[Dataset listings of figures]
▬▬▬

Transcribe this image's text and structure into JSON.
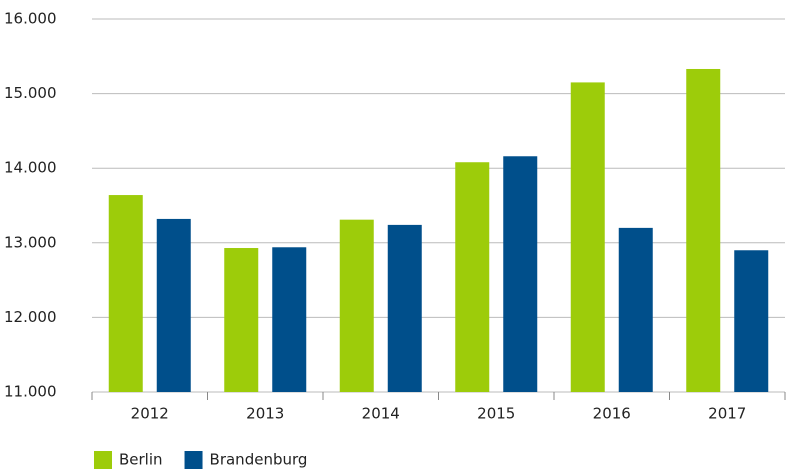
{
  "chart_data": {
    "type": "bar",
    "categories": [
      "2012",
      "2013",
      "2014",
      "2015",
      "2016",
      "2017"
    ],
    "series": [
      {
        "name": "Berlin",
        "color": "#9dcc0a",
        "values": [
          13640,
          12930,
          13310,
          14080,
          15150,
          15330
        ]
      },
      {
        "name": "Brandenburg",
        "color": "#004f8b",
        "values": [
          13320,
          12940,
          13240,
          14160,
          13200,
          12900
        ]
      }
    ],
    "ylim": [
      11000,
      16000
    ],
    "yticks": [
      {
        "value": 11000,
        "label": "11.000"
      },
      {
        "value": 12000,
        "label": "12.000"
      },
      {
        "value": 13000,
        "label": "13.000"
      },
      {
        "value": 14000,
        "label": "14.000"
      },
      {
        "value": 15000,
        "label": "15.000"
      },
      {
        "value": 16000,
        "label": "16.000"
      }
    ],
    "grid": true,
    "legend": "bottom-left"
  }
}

▬▬▬

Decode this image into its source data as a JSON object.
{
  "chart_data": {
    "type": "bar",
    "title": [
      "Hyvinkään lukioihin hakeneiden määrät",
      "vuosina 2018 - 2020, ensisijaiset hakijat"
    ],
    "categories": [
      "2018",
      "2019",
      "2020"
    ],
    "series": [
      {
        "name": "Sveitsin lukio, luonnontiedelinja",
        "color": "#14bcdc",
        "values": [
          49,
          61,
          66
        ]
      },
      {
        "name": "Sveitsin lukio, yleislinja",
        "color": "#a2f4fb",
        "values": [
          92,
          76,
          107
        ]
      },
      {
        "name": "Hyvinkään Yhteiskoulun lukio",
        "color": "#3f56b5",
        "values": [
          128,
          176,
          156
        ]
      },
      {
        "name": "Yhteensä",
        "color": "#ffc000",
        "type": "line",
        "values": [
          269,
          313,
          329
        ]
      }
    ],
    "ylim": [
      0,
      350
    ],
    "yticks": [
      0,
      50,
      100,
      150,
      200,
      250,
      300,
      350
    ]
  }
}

▬▬▬

▶ [WHAT TO WORK ON] Pick out and copy the lines of the material that include the word "into".

▶ [FULL SOLUTION]
Transcribe this image's text and structure into JSON.
Decode this image into its source data as a JSON object.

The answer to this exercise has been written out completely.